◆ **Directions for this task**
Update the records from their start through the line containing "active-tab-indicator xyxy=(306,104,348,109)" by replacing "reply-preview-box" with "reply-preview-panel", leaving everything else unchanged. Return only those lines.
* start Exercise inputs *
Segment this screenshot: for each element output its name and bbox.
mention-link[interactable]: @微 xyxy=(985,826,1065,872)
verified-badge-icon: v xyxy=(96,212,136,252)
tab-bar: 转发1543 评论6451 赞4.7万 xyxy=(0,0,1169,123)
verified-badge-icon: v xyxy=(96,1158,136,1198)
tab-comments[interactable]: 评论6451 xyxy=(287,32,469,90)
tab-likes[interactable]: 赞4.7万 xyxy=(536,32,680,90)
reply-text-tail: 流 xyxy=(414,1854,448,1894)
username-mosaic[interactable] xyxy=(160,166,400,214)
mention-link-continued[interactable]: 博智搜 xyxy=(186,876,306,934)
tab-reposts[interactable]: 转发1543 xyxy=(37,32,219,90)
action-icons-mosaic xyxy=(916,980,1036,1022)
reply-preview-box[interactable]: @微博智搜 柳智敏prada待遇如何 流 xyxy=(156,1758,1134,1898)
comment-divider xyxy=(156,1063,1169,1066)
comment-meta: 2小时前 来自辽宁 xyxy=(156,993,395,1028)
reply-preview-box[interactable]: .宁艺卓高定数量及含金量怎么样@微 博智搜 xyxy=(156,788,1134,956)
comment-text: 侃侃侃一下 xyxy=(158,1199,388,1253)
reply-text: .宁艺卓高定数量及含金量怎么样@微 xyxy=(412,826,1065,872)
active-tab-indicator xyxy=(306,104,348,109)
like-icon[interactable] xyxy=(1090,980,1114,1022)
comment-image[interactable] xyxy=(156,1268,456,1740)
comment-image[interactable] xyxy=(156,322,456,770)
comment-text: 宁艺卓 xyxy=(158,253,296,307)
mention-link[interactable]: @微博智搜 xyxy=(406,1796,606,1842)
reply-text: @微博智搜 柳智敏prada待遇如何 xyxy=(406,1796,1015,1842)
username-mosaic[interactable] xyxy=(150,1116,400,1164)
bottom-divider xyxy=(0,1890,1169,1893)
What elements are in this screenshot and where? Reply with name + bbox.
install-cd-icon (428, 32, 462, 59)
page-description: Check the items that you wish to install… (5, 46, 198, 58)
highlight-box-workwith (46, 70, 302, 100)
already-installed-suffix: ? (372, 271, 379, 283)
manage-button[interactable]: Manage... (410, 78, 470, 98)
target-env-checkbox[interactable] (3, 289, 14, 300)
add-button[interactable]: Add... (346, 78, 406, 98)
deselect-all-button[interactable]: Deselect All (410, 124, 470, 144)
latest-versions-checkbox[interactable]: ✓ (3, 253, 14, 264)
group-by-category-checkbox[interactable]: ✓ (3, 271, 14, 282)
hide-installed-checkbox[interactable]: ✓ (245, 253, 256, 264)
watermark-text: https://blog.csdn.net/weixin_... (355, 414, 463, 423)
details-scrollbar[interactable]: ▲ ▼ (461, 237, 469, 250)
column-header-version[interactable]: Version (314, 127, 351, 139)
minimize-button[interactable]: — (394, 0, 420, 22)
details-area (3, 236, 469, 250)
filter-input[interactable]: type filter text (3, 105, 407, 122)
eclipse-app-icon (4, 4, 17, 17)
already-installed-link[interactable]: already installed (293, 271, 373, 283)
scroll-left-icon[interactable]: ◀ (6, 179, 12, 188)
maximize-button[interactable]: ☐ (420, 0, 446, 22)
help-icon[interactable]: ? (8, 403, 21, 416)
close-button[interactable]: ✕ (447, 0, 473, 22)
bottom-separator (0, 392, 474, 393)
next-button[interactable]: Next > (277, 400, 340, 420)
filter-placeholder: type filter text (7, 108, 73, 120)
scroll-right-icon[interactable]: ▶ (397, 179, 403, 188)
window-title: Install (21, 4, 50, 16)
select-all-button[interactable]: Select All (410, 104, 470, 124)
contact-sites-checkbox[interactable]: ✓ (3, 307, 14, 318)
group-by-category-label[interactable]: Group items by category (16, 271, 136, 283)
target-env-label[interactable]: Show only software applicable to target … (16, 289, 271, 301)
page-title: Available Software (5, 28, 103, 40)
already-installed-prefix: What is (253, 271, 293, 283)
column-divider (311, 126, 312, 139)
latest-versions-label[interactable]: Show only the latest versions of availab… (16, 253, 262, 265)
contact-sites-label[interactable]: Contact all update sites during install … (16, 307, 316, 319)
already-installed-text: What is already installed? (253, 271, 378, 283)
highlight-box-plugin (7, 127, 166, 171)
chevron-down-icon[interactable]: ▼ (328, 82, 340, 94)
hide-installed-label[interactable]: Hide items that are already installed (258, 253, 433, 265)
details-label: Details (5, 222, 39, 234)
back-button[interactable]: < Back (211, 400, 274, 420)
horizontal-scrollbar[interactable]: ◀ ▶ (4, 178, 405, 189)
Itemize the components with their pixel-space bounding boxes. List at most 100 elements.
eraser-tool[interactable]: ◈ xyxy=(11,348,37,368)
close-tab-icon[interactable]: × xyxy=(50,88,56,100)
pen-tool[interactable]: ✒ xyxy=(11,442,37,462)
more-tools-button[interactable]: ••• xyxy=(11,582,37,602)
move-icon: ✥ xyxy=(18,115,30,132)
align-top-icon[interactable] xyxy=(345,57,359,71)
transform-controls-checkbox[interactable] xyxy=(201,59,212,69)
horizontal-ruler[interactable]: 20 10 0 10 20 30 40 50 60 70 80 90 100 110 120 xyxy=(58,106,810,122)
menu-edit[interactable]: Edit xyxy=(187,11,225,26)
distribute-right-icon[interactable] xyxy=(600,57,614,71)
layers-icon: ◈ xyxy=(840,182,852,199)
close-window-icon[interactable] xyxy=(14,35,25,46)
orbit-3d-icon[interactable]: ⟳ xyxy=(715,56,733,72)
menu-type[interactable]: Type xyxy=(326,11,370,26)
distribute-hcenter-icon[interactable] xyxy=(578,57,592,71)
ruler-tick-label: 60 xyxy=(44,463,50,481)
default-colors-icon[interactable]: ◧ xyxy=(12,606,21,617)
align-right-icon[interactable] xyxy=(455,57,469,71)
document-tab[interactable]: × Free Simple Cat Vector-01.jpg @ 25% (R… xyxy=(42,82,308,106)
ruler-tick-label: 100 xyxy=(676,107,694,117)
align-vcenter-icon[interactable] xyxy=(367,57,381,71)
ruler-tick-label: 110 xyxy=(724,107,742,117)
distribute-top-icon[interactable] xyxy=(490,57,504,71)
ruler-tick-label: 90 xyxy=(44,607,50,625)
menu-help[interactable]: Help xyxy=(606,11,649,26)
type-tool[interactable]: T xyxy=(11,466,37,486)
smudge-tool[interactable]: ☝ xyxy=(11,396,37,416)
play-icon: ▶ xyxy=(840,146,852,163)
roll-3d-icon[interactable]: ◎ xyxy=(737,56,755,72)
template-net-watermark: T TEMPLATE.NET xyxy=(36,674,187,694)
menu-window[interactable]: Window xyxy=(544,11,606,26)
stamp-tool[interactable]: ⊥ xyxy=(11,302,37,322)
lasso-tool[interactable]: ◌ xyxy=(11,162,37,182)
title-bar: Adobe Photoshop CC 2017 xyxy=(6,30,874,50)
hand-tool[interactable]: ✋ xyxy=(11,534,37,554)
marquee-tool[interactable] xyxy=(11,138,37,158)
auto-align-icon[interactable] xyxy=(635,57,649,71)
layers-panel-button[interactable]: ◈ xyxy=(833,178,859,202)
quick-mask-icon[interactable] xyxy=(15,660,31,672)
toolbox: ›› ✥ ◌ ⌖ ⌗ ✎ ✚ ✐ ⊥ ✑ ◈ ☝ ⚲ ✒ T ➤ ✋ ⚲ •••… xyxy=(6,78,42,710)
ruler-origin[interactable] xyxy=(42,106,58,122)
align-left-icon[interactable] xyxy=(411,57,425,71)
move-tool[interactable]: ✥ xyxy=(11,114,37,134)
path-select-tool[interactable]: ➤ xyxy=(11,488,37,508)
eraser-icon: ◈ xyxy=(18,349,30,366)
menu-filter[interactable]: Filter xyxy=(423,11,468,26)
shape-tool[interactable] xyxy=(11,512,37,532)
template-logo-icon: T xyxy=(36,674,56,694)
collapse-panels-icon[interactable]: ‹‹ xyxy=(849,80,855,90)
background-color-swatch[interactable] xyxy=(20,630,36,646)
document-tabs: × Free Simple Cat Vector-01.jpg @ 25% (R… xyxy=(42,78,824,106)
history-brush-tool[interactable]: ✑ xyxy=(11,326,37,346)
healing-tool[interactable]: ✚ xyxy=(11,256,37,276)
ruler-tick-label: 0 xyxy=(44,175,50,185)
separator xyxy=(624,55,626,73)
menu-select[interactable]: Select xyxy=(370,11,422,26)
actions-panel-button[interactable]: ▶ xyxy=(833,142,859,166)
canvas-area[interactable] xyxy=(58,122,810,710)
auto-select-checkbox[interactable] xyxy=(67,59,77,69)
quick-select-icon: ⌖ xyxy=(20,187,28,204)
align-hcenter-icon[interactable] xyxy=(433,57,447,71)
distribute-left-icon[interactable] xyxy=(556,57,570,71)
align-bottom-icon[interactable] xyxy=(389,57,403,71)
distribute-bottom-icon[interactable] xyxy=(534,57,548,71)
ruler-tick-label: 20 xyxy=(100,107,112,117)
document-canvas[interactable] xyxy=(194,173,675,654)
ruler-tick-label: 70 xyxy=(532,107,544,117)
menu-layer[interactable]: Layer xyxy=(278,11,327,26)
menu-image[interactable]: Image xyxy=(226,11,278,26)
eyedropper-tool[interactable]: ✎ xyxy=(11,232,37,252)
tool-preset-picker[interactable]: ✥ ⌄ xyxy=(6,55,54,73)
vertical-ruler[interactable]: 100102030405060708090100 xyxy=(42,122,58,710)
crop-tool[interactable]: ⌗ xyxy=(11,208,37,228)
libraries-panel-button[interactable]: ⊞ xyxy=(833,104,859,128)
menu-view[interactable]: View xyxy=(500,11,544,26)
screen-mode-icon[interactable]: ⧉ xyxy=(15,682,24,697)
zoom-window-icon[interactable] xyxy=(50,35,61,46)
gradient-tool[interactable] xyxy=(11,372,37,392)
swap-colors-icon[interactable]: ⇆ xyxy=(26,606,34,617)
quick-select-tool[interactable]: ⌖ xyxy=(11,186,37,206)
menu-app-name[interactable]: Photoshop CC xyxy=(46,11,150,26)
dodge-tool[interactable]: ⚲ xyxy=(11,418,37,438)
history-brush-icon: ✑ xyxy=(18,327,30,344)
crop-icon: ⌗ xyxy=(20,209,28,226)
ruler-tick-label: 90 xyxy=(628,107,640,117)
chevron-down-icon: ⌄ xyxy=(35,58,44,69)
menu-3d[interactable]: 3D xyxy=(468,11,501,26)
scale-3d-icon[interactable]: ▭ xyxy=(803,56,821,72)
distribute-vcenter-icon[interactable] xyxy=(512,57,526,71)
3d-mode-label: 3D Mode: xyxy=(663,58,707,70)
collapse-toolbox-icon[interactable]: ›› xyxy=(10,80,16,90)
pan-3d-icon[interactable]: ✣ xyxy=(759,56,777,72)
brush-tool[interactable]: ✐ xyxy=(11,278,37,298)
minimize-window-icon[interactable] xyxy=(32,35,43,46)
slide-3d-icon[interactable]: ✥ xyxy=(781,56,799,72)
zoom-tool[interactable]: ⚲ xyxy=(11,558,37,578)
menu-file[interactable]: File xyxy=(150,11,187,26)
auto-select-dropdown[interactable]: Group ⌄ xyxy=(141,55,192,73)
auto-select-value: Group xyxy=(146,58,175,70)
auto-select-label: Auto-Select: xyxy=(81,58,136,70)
* end Exercise inputs *
◆ **Exercise solution**
Segment this screenshot: for each element output its name and bbox.
mention-link[interactable]: @微 xyxy=(985,826,1065,872)
verified-badge-icon: v xyxy=(96,212,136,252)
tab-bar: 转发1543 评论6451 赞4.7万 xyxy=(0,0,1169,123)
verified-badge-icon: v xyxy=(96,1158,136,1198)
tab-comments[interactable]: 评论6451 xyxy=(287,32,469,90)
tab-likes[interactable]: 赞4.7万 xyxy=(536,32,680,90)
reply-text-tail: 流 xyxy=(414,1854,448,1894)
username-mosaic[interactable] xyxy=(160,166,400,214)
mention-link-continued[interactable]: 博智搜 xyxy=(186,876,306,934)
tab-reposts[interactable]: 转发1543 xyxy=(37,32,219,90)
action-icons-mosaic xyxy=(916,980,1036,1022)
reply-preview-panel[interactable]: @微博智搜 柳智敏prada待遇如何 流 xyxy=(156,1758,1134,1898)
comment-divider xyxy=(156,1063,1169,1066)
comment-meta: 2小时前 来自辽宁 xyxy=(156,993,395,1028)
reply-preview-panel[interactable]: .宁艺卓高定数量及含金量怎么样@微 博智搜 xyxy=(156,788,1134,956)
comment-text: 侃侃侃一下 xyxy=(158,1199,388,1253)
reply-text: .宁艺卓高定数量及含金量怎么样@微 xyxy=(412,826,1065,872)
active-tab-indicator xyxy=(306,104,348,109)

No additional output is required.